TASK MATERIAL

-- -- --

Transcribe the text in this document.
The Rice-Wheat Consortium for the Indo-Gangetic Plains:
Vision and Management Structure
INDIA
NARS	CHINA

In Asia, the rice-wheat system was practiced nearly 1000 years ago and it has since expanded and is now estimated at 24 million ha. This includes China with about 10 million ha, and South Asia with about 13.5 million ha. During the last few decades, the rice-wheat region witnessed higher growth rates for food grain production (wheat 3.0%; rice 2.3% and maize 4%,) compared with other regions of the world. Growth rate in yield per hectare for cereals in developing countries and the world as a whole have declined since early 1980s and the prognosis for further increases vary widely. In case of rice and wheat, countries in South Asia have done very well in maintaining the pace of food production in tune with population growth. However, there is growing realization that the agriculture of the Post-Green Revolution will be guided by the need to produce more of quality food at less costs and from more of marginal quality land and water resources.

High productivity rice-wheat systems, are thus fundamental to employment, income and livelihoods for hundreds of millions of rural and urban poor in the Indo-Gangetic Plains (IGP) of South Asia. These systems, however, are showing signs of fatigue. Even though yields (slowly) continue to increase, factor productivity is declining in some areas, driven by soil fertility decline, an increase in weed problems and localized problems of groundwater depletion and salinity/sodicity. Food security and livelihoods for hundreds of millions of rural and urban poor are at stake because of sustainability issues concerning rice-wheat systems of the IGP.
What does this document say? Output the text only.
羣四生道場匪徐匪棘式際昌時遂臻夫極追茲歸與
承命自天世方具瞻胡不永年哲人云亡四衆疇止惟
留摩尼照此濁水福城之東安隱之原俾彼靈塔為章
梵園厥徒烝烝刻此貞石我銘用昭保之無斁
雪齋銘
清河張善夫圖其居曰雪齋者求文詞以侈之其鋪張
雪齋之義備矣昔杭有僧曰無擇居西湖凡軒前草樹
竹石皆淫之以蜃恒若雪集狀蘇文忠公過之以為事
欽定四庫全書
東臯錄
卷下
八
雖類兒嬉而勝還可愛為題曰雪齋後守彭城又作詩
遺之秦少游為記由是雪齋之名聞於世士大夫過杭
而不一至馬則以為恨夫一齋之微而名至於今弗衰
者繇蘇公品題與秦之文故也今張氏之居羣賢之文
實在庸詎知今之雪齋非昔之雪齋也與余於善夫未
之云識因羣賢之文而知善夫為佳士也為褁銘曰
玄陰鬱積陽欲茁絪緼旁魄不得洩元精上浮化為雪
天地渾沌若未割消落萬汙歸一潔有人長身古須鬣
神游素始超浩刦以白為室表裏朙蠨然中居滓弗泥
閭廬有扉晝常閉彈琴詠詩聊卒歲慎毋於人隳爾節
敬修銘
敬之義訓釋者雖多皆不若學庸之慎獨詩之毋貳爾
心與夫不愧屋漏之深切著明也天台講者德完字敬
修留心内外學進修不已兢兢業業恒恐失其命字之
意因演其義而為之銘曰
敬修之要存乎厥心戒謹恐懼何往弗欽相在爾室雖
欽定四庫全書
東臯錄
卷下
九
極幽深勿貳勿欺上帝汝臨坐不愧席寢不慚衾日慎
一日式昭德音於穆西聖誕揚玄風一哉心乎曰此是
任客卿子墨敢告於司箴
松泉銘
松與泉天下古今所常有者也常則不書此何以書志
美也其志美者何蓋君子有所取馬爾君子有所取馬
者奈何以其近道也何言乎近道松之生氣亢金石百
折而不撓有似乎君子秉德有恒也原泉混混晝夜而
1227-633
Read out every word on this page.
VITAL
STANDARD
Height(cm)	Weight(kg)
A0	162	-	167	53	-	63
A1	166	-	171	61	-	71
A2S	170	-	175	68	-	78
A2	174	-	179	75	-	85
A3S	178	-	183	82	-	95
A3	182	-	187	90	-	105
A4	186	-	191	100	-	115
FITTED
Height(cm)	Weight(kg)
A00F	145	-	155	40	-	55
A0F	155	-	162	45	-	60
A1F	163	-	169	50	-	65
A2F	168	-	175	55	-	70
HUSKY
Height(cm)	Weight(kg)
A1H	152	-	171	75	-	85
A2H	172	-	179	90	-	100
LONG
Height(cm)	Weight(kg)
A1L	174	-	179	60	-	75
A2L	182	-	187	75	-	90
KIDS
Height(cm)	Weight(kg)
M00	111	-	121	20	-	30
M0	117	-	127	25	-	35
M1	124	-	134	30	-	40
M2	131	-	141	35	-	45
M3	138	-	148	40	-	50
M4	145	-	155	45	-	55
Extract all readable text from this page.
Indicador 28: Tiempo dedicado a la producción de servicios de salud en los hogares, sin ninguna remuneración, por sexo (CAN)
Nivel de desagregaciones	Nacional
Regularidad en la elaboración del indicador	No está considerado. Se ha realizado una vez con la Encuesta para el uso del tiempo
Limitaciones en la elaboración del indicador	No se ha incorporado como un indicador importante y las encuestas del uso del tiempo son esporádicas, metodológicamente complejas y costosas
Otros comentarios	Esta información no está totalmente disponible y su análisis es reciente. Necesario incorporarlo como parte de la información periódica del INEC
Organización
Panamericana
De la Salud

-- -- --

SHORT TASK
In the entries above, find each line with the string "page" and copy it.

REPLY
Read out every word on this page.
Extract all readable text from this page.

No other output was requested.